Given request: From the listing below, count the lines where the string "shells" occurs. Give the number, with no other words.

Material for the task:
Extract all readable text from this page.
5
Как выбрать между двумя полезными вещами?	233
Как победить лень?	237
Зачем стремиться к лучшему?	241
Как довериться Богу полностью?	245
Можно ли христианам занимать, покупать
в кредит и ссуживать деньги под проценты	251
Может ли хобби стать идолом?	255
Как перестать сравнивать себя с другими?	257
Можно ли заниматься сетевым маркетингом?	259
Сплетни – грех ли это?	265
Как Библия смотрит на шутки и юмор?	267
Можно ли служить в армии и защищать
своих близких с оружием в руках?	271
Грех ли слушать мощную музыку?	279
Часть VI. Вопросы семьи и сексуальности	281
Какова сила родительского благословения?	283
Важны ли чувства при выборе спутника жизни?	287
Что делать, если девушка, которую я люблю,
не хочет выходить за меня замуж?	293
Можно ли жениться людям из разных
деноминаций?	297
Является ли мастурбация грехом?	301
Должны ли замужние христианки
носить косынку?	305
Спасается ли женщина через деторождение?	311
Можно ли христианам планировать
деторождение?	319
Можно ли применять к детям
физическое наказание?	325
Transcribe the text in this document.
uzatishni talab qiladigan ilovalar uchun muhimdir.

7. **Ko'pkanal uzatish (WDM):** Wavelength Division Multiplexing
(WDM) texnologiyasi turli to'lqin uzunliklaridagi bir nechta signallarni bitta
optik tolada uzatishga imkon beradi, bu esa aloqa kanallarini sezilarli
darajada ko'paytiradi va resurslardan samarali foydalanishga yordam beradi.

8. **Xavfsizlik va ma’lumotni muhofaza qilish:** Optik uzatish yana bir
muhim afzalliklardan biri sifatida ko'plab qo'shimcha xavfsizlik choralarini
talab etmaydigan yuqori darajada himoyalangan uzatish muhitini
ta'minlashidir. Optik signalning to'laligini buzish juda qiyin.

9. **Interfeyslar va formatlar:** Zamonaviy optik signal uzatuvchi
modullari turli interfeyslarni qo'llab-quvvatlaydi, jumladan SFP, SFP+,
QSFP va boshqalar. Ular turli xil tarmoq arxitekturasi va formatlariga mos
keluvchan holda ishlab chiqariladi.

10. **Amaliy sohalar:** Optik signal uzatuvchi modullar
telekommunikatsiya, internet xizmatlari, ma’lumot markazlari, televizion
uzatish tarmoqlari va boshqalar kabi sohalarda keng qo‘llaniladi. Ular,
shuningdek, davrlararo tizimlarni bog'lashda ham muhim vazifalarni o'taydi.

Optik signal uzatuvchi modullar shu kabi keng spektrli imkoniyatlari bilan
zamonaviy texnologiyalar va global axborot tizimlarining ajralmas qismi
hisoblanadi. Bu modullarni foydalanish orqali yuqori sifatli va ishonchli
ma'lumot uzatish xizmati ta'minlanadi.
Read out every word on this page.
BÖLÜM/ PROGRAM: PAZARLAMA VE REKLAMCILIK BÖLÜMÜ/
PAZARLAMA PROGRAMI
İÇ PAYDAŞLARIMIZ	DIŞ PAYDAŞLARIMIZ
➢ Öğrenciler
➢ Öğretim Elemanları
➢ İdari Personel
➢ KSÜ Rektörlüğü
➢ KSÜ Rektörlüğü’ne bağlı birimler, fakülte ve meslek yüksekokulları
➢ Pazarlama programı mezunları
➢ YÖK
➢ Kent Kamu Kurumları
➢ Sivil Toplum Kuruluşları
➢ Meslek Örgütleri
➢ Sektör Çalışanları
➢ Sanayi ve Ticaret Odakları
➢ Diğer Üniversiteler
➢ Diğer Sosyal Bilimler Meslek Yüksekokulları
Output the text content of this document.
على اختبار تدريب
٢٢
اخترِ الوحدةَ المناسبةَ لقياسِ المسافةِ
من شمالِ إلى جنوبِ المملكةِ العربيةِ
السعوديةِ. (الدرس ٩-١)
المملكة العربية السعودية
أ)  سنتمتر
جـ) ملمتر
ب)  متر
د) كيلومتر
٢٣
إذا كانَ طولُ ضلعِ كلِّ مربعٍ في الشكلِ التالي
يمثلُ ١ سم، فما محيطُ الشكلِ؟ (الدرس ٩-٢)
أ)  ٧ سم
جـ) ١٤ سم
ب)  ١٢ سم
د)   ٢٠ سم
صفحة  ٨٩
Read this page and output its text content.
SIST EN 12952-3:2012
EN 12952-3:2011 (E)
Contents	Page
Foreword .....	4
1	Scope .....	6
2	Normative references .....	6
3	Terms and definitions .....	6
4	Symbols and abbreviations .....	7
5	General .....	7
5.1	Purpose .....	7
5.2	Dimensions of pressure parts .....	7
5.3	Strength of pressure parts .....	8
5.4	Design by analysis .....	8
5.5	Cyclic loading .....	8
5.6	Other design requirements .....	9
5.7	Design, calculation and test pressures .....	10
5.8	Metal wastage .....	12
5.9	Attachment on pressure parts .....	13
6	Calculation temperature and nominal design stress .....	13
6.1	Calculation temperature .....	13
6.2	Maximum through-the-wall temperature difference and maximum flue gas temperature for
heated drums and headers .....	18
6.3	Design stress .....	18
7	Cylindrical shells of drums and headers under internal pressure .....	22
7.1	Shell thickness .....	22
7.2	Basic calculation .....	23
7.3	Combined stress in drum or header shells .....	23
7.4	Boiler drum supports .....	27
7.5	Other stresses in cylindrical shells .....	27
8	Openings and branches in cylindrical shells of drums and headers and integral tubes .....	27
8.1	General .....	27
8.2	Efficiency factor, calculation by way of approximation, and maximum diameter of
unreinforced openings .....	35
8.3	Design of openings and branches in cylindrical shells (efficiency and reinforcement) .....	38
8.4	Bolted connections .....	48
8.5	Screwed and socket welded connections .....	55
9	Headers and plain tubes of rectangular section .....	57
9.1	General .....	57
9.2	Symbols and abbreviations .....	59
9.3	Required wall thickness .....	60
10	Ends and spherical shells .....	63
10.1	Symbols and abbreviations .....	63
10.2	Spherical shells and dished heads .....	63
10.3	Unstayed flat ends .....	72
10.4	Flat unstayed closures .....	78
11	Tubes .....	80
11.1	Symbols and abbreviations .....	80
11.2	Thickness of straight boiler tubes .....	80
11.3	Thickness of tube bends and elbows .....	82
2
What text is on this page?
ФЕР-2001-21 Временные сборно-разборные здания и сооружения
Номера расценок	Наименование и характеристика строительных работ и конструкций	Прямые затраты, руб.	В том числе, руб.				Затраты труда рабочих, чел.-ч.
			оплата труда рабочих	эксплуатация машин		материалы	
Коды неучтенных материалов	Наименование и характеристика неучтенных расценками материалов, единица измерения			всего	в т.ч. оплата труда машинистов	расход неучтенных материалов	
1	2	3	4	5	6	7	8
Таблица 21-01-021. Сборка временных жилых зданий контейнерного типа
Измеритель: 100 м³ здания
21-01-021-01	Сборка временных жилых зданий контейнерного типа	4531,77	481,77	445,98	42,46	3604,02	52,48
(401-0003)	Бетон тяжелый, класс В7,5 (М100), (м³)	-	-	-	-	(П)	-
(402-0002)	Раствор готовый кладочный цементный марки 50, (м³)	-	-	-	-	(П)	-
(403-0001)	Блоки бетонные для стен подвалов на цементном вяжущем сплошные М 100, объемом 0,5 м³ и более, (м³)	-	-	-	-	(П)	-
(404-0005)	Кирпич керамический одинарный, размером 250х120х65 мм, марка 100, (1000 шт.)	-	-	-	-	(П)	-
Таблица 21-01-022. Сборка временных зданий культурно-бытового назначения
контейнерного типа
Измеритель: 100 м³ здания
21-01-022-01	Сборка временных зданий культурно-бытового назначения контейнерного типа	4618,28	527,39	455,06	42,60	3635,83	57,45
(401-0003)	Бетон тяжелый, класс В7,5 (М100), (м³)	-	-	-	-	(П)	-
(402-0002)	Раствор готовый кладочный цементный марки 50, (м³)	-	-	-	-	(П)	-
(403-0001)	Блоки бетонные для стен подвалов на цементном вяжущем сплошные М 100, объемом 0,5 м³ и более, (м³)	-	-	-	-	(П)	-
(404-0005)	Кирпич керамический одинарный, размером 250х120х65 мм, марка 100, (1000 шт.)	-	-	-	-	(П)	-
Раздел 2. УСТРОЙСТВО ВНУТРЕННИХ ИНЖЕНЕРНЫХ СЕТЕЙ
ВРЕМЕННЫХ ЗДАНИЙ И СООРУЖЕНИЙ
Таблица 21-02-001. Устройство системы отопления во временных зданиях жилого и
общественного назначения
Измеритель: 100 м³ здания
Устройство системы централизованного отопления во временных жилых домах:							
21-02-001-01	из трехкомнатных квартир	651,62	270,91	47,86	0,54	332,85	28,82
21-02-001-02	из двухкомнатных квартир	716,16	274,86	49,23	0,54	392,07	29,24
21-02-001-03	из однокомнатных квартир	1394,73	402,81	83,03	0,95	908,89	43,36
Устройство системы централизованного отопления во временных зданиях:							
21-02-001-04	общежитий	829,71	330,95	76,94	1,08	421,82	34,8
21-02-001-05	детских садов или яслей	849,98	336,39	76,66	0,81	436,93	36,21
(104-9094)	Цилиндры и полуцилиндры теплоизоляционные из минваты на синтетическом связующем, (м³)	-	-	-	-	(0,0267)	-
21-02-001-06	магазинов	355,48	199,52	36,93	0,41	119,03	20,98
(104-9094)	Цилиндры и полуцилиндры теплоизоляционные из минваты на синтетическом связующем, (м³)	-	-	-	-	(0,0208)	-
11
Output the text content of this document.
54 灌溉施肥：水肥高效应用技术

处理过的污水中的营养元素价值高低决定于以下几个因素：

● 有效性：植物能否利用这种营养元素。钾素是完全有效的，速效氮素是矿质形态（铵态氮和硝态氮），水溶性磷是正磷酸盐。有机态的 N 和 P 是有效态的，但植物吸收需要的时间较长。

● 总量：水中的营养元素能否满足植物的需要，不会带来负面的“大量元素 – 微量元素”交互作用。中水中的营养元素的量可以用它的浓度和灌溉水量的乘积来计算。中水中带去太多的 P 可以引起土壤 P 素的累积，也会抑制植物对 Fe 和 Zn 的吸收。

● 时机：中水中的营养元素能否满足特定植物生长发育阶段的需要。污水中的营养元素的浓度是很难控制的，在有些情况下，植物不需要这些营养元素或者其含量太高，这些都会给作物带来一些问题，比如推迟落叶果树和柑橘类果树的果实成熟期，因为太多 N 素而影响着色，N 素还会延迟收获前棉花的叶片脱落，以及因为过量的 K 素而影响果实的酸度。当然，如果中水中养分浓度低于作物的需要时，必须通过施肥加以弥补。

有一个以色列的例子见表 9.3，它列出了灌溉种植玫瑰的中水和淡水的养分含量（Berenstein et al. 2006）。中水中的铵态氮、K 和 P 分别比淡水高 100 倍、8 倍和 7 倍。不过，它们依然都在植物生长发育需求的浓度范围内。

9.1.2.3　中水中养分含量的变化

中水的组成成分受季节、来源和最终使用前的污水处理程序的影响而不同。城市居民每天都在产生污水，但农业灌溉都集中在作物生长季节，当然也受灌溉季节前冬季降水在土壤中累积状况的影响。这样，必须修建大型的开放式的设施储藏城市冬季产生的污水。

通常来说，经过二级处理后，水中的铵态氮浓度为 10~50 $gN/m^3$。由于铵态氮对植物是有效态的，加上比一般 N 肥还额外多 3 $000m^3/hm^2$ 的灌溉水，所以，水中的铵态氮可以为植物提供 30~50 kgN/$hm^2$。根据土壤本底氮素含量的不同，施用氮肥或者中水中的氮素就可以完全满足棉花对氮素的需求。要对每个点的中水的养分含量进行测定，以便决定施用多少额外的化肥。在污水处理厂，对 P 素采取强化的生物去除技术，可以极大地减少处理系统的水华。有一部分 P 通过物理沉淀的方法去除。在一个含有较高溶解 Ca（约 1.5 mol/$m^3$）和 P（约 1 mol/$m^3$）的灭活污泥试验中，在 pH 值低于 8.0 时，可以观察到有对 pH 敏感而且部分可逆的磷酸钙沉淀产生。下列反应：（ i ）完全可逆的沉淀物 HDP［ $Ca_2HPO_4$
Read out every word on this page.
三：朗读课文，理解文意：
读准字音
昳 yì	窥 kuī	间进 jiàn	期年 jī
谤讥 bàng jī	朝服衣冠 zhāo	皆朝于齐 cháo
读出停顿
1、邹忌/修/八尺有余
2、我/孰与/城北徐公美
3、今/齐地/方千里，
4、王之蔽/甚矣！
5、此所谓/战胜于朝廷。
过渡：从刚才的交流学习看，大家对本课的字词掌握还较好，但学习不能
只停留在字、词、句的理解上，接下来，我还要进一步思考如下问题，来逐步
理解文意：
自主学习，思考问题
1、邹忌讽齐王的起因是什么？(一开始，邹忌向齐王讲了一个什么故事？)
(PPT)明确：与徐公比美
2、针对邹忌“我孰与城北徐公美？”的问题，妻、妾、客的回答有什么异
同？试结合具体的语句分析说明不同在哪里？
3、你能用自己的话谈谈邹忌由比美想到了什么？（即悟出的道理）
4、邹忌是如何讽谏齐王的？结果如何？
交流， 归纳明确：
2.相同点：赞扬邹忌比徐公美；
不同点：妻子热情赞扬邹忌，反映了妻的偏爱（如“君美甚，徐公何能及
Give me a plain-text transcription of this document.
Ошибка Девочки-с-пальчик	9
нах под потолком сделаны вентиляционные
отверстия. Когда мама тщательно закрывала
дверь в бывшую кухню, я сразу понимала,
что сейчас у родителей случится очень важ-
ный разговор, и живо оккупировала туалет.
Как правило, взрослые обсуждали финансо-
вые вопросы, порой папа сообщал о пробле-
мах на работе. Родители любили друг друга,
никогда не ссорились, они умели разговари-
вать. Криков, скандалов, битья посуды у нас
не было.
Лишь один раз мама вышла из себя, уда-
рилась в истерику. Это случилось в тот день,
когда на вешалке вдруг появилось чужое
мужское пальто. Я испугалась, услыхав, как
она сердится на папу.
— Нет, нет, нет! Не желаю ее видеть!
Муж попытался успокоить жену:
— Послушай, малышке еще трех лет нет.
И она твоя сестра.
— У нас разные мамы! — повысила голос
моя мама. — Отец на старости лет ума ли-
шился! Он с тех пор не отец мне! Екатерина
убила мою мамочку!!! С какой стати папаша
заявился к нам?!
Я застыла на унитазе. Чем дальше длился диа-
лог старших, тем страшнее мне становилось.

Exercise result: 7